What you are asked to do:
Output all of the records exactly as written.

Stored items from a collection:

__________

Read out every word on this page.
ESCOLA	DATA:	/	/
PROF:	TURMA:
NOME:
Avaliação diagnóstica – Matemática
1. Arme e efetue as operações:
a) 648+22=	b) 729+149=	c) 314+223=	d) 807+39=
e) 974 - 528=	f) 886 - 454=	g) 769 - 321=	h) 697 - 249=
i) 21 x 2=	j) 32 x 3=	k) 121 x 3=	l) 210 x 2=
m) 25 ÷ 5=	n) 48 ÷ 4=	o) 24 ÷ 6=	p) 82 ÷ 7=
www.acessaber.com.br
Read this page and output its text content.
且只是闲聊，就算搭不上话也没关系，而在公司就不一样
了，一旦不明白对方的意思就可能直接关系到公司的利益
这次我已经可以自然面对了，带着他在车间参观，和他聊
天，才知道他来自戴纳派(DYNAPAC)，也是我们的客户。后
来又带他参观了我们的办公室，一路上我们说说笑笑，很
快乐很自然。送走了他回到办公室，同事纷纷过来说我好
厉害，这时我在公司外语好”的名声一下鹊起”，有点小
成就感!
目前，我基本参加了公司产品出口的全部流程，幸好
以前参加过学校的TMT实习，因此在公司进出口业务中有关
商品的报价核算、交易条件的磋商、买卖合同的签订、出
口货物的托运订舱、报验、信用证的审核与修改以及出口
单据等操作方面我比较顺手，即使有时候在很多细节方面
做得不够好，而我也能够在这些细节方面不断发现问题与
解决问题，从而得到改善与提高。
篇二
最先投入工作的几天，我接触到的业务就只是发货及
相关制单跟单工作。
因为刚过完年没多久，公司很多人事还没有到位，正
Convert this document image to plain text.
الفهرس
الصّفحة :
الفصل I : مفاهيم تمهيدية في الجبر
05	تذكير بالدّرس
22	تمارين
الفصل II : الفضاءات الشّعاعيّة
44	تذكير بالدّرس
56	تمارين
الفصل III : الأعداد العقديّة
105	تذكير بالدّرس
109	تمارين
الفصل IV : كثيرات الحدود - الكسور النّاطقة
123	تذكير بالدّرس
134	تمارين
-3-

__________

Answer to the exercise:
Read out every word on this page.
ESCOLA	DATA:	/	/
PROF:	TURMA:
NOME:
Avaliação diagnóstica – Matemática
1. Arme e efetue as operações:
a) 648+22=	b) 729+149=	c) 314+223=	d) 807+39=
e) 974 - 528=	f) 886 - 454=	g) 769 - 321=	h) 697 - 249=
i) 21 x 2=	j) 32 x 3=	k) 121 x 3=	l) 210 x 2=
m) 25 ÷ 5=	n) 48 ÷ 4=	o) 24 ÷ 6=	p) 82 ÷ 7=
www.acessaber.com.br
Read this page and output its text content.
且只是闲聊，就算搭不上话也没关系，而在公司就不一样
了，一旦不明白对方的意思就可能直接关系到公司的利益
这次我已经可以自然面对了，带着他在车间参观，和他聊
天，才知道他来自戴纳派(DYNAPAC)，也是我们的客户。后
来又带他参观了我们的办公室，一路上我们说说笑笑，很
快乐很自然。送走了他回到办公室，同事纷纷过来说我好
厉害，这时我在公司外语好”的名声一下鹊起”，有点小
成就感!
目前，我基本参加了公司产品出口的全部流程，幸好
以前参加过学校的TMT实习，因此在公司进出口业务中有关
商品的报价核算、交易条件的磋商、买卖合同的签订、出
口货物的托运订舱、报验、信用证的审核与修改以及出口
单据等操作方面我比较顺手，即使有时候在很多细节方面
做得不够好，而我也能够在这些细节方面不断发现问题与
解决问题，从而得到改善与提高。
篇二
最先投入工作的几天，我接触到的业务就只是发货及
相关制单跟单工作。
因为刚过完年没多久，公司很多人事还没有到位，正
Convert this document image to plain text.
الفهرس
الصّفحة :
الفصل I : مفاهيم تمهيدية في الجبر
05	تذكير بالدّرس
22	تمارين
الفصل II : الفضاءات الشّعاعيّة
44	تذكير بالدّرس
56	تمارين
الفصل III : الأعداد العقديّة
105	تذكير بالدّرس
109	تمارين
الفصل IV : كثيرات الحدود - الكسور النّاطقة
123	تذكير بالدّرس
134	تمارين
-3-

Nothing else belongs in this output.